■ Material for this exercise
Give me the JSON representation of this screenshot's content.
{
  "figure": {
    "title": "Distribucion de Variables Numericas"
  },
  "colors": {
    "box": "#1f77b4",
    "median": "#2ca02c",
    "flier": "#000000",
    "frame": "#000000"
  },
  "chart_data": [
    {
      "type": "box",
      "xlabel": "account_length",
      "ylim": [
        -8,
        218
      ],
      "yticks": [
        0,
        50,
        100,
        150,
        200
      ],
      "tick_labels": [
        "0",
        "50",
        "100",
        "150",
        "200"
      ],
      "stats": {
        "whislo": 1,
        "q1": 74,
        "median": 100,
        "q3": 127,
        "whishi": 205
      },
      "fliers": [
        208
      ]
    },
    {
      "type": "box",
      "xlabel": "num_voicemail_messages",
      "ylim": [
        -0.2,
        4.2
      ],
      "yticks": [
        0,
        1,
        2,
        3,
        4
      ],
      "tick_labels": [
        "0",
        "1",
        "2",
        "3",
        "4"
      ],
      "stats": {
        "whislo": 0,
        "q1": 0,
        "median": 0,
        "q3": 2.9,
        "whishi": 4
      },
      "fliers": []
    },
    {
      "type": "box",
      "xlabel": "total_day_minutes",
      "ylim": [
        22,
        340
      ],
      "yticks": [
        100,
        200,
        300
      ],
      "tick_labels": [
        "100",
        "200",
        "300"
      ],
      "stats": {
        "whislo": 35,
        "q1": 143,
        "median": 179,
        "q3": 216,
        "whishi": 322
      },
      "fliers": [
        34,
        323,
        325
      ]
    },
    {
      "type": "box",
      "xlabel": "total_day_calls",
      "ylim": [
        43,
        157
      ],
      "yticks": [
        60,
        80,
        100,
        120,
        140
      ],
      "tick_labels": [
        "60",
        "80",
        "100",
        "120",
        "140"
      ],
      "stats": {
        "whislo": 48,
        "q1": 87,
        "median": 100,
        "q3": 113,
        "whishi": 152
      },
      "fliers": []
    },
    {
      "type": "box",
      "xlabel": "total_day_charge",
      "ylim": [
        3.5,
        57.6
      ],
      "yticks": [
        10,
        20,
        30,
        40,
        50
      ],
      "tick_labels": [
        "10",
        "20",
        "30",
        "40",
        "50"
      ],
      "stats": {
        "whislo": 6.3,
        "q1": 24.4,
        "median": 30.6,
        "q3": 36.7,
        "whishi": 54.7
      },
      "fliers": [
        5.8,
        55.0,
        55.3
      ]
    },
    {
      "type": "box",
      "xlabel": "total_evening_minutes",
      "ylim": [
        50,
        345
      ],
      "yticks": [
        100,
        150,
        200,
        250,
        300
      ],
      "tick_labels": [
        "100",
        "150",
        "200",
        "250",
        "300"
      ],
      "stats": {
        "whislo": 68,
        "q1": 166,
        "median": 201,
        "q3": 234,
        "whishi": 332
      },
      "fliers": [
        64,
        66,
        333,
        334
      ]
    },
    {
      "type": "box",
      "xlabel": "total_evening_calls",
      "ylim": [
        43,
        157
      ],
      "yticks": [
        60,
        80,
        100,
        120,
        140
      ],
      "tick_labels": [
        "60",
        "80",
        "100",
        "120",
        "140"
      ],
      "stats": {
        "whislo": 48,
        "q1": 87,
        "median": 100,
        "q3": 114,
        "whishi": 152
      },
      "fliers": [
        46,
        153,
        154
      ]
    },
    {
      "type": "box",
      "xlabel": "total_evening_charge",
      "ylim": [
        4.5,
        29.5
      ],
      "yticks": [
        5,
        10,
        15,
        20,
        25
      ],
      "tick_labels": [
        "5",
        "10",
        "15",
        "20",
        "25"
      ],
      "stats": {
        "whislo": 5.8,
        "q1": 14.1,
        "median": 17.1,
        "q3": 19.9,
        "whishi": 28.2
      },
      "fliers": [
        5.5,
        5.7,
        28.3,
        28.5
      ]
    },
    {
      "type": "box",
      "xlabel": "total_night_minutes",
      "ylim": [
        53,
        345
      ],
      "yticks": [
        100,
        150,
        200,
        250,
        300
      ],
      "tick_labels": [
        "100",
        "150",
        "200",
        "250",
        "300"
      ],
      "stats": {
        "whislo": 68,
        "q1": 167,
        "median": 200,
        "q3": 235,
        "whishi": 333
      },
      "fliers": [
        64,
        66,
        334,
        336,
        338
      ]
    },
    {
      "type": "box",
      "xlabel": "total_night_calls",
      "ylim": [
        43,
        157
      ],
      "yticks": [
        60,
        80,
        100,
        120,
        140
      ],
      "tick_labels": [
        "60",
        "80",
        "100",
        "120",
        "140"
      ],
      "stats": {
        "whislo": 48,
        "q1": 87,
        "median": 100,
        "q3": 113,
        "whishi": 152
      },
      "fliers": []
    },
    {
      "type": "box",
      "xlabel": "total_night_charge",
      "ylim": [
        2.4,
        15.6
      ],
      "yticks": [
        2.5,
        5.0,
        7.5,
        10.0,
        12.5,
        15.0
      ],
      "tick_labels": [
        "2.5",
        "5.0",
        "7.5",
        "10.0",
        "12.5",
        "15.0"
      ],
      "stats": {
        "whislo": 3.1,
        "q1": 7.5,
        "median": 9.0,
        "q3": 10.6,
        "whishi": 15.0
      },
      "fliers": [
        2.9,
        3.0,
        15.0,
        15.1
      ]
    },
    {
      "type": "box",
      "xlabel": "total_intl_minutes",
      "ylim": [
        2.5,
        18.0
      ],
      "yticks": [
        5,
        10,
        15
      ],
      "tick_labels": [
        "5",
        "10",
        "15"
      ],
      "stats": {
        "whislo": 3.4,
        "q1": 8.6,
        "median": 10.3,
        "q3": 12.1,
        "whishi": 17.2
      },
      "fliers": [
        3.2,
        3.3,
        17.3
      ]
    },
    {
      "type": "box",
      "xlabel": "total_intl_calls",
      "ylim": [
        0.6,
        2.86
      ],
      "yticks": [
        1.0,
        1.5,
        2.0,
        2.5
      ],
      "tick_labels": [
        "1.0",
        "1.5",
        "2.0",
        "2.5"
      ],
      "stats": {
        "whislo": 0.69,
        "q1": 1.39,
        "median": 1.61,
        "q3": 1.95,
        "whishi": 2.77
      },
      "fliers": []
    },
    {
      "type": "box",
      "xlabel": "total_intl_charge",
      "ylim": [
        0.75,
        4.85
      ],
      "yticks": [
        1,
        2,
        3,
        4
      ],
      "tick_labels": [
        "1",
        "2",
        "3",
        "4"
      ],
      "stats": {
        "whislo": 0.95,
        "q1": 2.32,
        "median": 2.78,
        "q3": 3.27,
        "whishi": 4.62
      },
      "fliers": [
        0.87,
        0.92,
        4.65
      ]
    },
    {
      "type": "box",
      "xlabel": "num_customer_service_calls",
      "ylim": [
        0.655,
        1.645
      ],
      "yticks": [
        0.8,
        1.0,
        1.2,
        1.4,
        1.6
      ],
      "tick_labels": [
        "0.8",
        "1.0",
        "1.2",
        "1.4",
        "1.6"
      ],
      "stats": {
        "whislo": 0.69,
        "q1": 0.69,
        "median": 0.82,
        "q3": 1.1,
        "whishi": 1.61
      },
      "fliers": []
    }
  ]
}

■ Exercise directions
Repeat the data in its entirety, character for character.

■ Answer for this exercise
Give me the JSON representation of this screenshot's content.
{
  "figure": {
    "title": "Distribucion de Variables Numericas"
  },
  "colors": {
    "box": "#1f77b4",
    "median": "#2ca02c",
    "flier": "#000000",
    "frame": "#000000"
  },
  "chart_data": [
    {
      "type": "box",
      "xlabel": "account_length",
      "ylim": [
        -8,
        218
      ],
      "yticks": [
        0,
        50,
        100,
        150,
        200
      ],
      "tick_labels": [
        "0",
        "50",
        "100",
        "150",
        "200"
      ],
      "stats": {
        "whislo": 1,
        "q1": 74,
        "median": 100,
        "q3": 127,
        "whishi": 205
      },
      "fliers": [
        208
      ]
    },
    {
      "type": "box",
      "xlabel": "num_voicemail_messages",
      "ylim": [
        -0.2,
        4.2
      ],
      "yticks": [
        0,
        1,
        2,
        3,
        4
      ],
      "tick_labels": [
        "0",
        "1",
        "2",
        "3",
        "4"
      ],
      "stats": {
        "whislo": 0,
        "q1": 0,
        "median": 0,
        "q3": 2.9,
        "whishi": 4
      },
      "fliers": []
    },
    {
      "type": "box",
      "xlabel": "total_day_minutes",
      "ylim": [
        22,
        340
      ],
      "yticks": [
        100,
        200,
        300
      ],
      "tick_labels": [
        "100",
        "200",
        "300"
      ],
      "stats": {
        "whislo": 35,
        "q1": 143,
        "median": 179,
        "q3": 216,
        "whishi": 322
      },
      "fliers": [
        34,
        323,
        325
      ]
    },
    {
      "type": "box",
      "xlabel": "total_day_calls",
      "ylim": [
        43,
        157
      ],
      "yticks": [
        60,
        80,
        100,
        120,
        140
      ],
      "tick_labels": [
        "60",
        "80",
        "100",
        "120",
        "140"
      ],
      "stats": {
        "whislo": 48,
        "q1": 87,
        "median": 100,
        "q3": 113,
        "whishi": 152
      },
      "fliers": []
    },
    {
      "type": "box",
      "xlabel": "total_day_charge",
      "ylim": [
        3.5,
        57.6
      ],
      "yticks": [
        10,
        20,
        30,
        40,
        50
      ],
      "tick_labels": [
        "10",
        "20",
        "30",
        "40",
        "50"
      ],
      "stats": {
        "whislo": 6.3,
        "q1": 24.4,
        "median": 30.6,
        "q3": 36.7,
        "whishi": 54.7
      },
      "fliers": [
        5.8,
        55.0,
        55.3
      ]
    },
    {
      "type": "box",
      "xlabel": "total_evening_minutes",
      "ylim": [
        50,
        345
      ],
      "yticks": [
        100,
        150,
        200,
        250,
        300
      ],
      "tick_labels": [
        "100",
        "150",
        "200",
        "250",
        "300"
      ],
      "stats": {
        "whislo": 68,
        "q1": 166,
        "median": 201,
        "q3": 234,
        "whishi": 332
      },
      "fliers": [
        64,
        66,
        333,
        334
      ]
    },
    {
      "type": "box",
      "xlabel": "total_evening_calls",
      "ylim": [
        43,
        157
      ],
      "yticks": [
        60,
        80,
        100,
        120,
        140
      ],
      "tick_labels": [
        "60",
        "80",
        "100",
        "120",
        "140"
      ],
      "stats": {
        "whislo": 48,
        "q1": 87,
        "median": 100,
        "q3": 114,
        "whishi": 152
      },
      "fliers": [
        46,
        153,
        154
      ]
    },
    {
      "type": "box",
      "xlabel": "total_evening_charge",
      "ylim": [
        4.5,
        29.5
      ],
      "yticks": [
        5,
        10,
        15,
        20,
        25
      ],
      "tick_labels": [
        "5",
        "10",
        "15",
        "20",
        "25"
      ],
      "stats": {
        "whislo": 5.8,
        "q1": 14.1,
        "median": 17.1,
        "q3": 19.9,
        "whishi": 28.2
      },
      "fliers": [
        5.5,
        5.7,
        28.3,
        28.5
      ]
    },
    {
      "type": "box",
      "xlabel": "total_night_minutes",
      "ylim": [
        53,
        345
      ],
      "yticks": [
        100,
        150,
        200,
        250,
        300
      ],
      "tick_labels": [
        "100",
        "150",
        "200",
        "250",
        "300"
      ],
      "stats": {
        "whislo": 68,
        "q1": 167,
        "median": 200,
        "q3": 235,
        "whishi": 333
      },
      "fliers": [
        64,
        66,
        334,
        336,
        338
      ]
    },
    {
      "type": "box",
      "xlabel": "total_night_calls",
      "ylim": [
        43,
        157
      ],
      "yticks": [
        60,
        80,
        100,
        120,
        140
      ],
      "tick_labels": [
        "60",
        "80",
        "100",
        "120",
        "140"
      ],
      "stats": {
        "whislo": 48,
        "q1": 87,
        "median": 100,
        "q3": 113,
        "whishi": 152
      },
      "fliers": []
    },
    {
      "type": "box",
      "xlabel": "total_night_charge",
      "ylim": [
        2.4,
        15.6
      ],
      "yticks": [
        2.5,
        5.0,
        7.5,
        10.0,
        12.5,
        15.0
      ],
      "tick_labels": [
        "2.5",
        "5.0",
        "7.5",
        "10.0",
        "12.5",
        "15.0"
      ],
      "stats": {
        "whislo": 3.1,
        "q1": 7.5,
        "median": 9.0,
        "q3": 10.6,
        "whishi": 15.0
      },
      "fliers": [
        2.9,
        3.0,
        15.0,
        15.1
      ]
    },
    {
      "type": "box",
      "xlabel": "total_intl_minutes",
      "ylim": [
        2.5,
        18.0
      ],
      "yticks": [
        5,
        10,
        15
      ],
      "tick_labels": [
        "5",
        "10",
        "15"
      ],
      "stats": {
        "whislo": 3.4,
        "q1": 8.6,
        "median": 10.3,
        "q3": 12.1,
        "whishi": 17.2
      },
      "fliers": [
        3.2,
        3.3,
        17.3
      ]
    },
    {
      "type": "box",
      "xlabel": "total_intl_calls",
      "ylim": [
        0.6,
        2.86
      ],
      "yticks": [
        1.0,
        1.5,
        2.0,
        2.5
      ],
      "tick_labels": [
        "1.0",
        "1.5",
        "2.0",
        "2.5"
      ],
      "stats": {
        "whislo": 0.69,
        "q1": 1.39,
        "median": 1.61,
        "q3": 1.95,
        "whishi": 2.77
      },
      "fliers": []
    },
    {
      "type": "box",
      "xlabel": "total_intl_charge",
      "ylim": [
        0.75,
        4.85
      ],
      "yticks": [
        1,
        2,
        3,
        4
      ],
      "tick_labels": [
        "1",
        "2",
        "3",
        "4"
      ],
      "stats": {
        "whislo": 0.95,
        "q1": 2.32,
        "median": 2.78,
        "q3": 3.27,
        "whishi": 4.62
      },
      "fliers": [
        0.87,
        0.92,
        4.65
      ]
    },
    {
      "type": "box",
      "xlabel": "num_customer_service_calls",
      "ylim": [
        0.655,
        1.645
      ],
      "yticks": [
        0.8,
        1.0,
        1.2,
        1.4,
        1.6
      ],
      "tick_labels": [
        "0.8",
        "1.0",
        "1.2",
        "1.4",
        "1.6"
      ],
      "stats": {
        "whislo": 0.69,
        "q1": 0.69,
        "median": 0.82,
        "q3": 1.1,
        "whishi": 1.61
      },
      "fliers": []
    }
  ]
}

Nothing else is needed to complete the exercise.